REQUIREMENTS: Each entry has to be copied exactly, with nothing missed.

═══ RECORDS FOR THIS TASK

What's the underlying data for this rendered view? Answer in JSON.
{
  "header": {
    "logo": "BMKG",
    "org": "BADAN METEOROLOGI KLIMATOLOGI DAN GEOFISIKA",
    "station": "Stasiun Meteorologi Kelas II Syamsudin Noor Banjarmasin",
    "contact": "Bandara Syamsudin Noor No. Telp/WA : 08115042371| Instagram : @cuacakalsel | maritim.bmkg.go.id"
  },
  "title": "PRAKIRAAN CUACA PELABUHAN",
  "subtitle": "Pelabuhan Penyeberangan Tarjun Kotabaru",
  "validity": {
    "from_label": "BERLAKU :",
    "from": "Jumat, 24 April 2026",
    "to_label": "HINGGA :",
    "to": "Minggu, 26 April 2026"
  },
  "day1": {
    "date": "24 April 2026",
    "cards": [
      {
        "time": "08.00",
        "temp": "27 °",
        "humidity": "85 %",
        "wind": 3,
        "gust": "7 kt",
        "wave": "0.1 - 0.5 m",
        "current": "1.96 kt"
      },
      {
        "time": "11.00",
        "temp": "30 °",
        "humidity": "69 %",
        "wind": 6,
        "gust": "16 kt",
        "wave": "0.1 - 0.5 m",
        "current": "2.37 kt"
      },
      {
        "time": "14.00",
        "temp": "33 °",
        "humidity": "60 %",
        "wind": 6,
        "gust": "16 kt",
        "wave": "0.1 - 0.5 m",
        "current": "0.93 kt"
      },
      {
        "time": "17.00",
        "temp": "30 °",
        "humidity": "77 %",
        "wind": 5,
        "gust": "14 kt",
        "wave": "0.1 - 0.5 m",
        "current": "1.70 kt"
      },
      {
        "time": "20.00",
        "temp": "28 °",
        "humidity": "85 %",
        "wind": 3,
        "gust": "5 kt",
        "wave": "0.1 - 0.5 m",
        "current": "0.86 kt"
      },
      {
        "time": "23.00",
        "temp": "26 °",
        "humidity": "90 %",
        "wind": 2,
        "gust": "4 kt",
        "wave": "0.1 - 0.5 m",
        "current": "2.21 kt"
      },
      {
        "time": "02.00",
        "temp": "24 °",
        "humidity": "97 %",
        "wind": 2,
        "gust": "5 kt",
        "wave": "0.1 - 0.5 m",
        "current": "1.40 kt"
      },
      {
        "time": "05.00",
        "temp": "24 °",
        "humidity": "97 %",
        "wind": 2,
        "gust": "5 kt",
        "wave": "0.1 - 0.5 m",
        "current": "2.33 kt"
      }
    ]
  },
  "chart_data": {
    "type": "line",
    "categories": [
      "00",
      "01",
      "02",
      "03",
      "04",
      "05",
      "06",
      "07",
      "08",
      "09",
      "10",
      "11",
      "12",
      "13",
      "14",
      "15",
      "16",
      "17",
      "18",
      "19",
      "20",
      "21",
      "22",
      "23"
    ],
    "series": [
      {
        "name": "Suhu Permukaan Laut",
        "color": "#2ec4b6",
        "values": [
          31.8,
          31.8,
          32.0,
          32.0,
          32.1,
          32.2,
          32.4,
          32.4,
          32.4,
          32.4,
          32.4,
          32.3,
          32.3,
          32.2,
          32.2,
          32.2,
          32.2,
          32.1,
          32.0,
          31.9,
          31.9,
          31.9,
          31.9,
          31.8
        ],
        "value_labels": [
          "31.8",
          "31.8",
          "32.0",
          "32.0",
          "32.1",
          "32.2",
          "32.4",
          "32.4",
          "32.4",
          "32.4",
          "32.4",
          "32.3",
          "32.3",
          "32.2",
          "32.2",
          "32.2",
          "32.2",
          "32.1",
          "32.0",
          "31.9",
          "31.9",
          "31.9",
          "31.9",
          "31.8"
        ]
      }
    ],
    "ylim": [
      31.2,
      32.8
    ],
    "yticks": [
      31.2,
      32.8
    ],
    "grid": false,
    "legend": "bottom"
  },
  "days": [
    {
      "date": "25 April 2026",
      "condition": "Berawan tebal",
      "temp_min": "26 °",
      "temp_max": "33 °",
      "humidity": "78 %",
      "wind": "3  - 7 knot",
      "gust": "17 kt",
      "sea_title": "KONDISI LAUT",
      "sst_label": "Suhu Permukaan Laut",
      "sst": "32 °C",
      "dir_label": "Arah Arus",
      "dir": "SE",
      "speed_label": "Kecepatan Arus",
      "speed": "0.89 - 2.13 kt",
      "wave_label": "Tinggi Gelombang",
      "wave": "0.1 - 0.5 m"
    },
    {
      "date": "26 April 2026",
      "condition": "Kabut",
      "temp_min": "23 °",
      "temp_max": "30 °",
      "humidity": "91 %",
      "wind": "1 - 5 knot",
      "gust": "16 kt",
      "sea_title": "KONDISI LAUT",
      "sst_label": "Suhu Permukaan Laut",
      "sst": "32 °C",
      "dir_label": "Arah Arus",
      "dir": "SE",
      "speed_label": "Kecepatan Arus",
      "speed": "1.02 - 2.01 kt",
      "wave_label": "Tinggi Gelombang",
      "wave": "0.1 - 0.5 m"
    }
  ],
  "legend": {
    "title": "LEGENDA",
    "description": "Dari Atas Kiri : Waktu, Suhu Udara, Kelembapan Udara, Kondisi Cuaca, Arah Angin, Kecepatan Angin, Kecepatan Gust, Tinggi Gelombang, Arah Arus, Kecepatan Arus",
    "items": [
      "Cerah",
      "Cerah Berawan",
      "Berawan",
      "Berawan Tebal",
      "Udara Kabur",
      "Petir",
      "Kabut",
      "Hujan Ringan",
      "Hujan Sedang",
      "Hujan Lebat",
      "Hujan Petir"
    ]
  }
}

══════

SOLUTION FOR THIS PROBLEM:
What's the underlying data for this rendered view? Answer in JSON.
{
  "header": {
    "logo": "BMKG",
    "org": "BADAN METEOROLOGI KLIMATOLOGI DAN GEOFISIKA",
    "station": "Stasiun Meteorologi Kelas II Syamsudin Noor Banjarmasin",
    "contact": "Bandara Syamsudin Noor No. Telp/WA : 08115042371| Instagram : @cuacakalsel | maritim.bmkg.go.id"
  },
  "title": "PRAKIRAAN CUACA PELABUHAN",
  "subtitle": "Pelabuhan Penyeberangan Tarjun Kotabaru",
  "validity": {
    "from_label": "BERLAKU :",
    "from": "Jumat, 24 April 2026",
    "to_label": "HINGGA :",
    "to": "Minggu, 26 April 2026"
  },
  "day1": {
    "date": "24 April 2026",
    "cards": [
      {
        "time": "08.00",
        "temp": "27 °",
        "humidity": "85 %",
        "wind": 3,
        "gust": "7 kt",
        "wave": "0.1 - 0.5 m",
        "current": "1.96 kt"
      },
      {
        "time": "11.00",
        "temp": "30 °",
        "humidity": "69 %",
        "wind": 6,
        "gust": "16 kt",
        "wave": "0.1 - 0.5 m",
        "current": "2.37 kt"
      },
      {
        "time": "14.00",
        "temp": "33 °",
        "humidity": "60 %",
        "wind": 6,
        "gust": "16 kt",
        "wave": "0.1 - 0.5 m",
        "current": "0.93 kt"
      },
      {
        "time": "17.00",
        "temp": "30 °",
        "humidity": "77 %",
        "wind": 5,
        "gust": "14 kt",
        "wave": "0.1 - 0.5 m",
        "current": "1.70 kt"
      },
      {
        "time": "20.00",
        "temp": "28 °",
        "humidity": "85 %",
        "wind": 3,
        "gust": "5 kt",
        "wave": "0.1 - 0.5 m",
        "current": "0.86 kt"
      },
      {
        "time": "23.00",
        "temp": "26 °",
        "humidity": "90 %",
        "wind": 2,
        "gust": "4 kt",
        "wave": "0.1 - 0.5 m",
        "current": "2.21 kt"
      },
      {
        "time": "02.00",
        "temp": "24 °",
        "humidity": "97 %",
        "wind": 2,
        "gust": "5 kt",
        "wave": "0.1 - 0.5 m",
        "current": "1.40 kt"
      },
      {
        "time": "05.00",
        "temp": "24 °",
        "humidity": "97 %",
        "wind": 2,
        "gust": "5 kt",
        "wave": "0.1 - 0.5 m",
        "current": "2.33 kt"
      }
    ]
  },
  "chart_data": {
    "type": "line",
    "categories": [
      "00",
      "01",
      "02",
      "03",
      "04",
      "05",
      "06",
      "07",
      "08",
      "09",
      "10",
      "11",
      "12",
      "13",
      "14",
      "15",
      "16",
      "17",
      "18",
      "19",
      "20",
      "21",
      "22",
      "23"
    ],
    "series": [
      {
        "name": "Suhu Permukaan Laut",
        "color": "#2ec4b6",
        "values": [
          31.8,
          31.8,
          32.0,
          32.0,
          32.1,
          32.2,
          32.4,
          32.4,
          32.4,
          32.4,
          32.4,
          32.3,
          32.3,
          32.2,
          32.2,
          32.2,
          32.2,
          32.1,
          32.0,
          31.9,
          31.9,
          31.9,
          31.9,
          31.8
        ],
        "value_labels": [
          "31.8",
          "31.8",
          "32.0",
          "32.0",
          "32.1",
          "32.2",
          "32.4",
          "32.4",
          "32.4",
          "32.4",
          "32.4",
          "32.3",
          "32.3",
          "32.2",
          "32.2",
          "32.2",
          "32.2",
          "32.1",
          "32.0",
          "31.9",
          "31.9",
          "31.9",
          "31.9",
          "31.8"
        ]
      }
    ],
    "ylim": [
      31.2,
      32.8
    ],
    "yticks": [
      31.2,
      32.8
    ],
    "grid": false,
    "legend": "bottom"
  },
  "days": [
    {
      "date": "25 April 2026",
      "condition": "Berawan tebal",
      "temp_min": "26 °",
      "temp_max": "33 °",
      "humidity": "78 %",
      "wind": "3  - 7 knot",
      "gust": "17 kt",
      "sea_title": "KONDISI LAUT",
      "sst_label": "Suhu Permukaan Laut",
      "sst": "32 °C",
      "dir_label": "Arah Arus",
      "dir": "SE",
      "speed_label": "Kecepatan Arus",
      "speed": "0.89 - 2.13 kt",
      "wave_label": "Tinggi Gelombang",
      "wave": "0.1 - 0.5 m"
    },
    {
      "date": "26 April 2026",
      "condition": "Kabut",
      "temp_min": "23 °",
      "temp_max": "30 °",
      "humidity": "91 %",
      "wind": "1 - 5 knot",
      "gust": "16 kt",
      "sea_title": "KONDISI LAUT",
      "sst_label": "Suhu Permukaan Laut",
      "sst": "32 °C",
      "dir_label": "Arah Arus",
      "dir": "SE",
      "speed_label": "Kecepatan Arus",
      "speed": "1.02 - 2.01 kt",
      "wave_label": "Tinggi Gelombang",
      "wave": "0.1 - 0.5 m"
    }
  ],
  "legend": {
    "title": "LEGENDA",
    "description": "Dari Atas Kiri : Waktu, Suhu Udara, Kelembapan Udara, Kondisi Cuaca, Arah Angin, Kecepatan Angin, Kecepatan Gust, Tinggi Gelombang, Arah Arus, Kecepatan Arus",
    "items": [
      "Cerah",
      "Cerah Berawan",
      "Berawan",
      "Berawan Tebal",
      "Udara Kabur",
      "Petir",
      "Kabut",
      "Hujan Ringan",
      "Hujan Sedang",
      "Hujan Lebat",
      "Hujan Petir"
    ]
  }
}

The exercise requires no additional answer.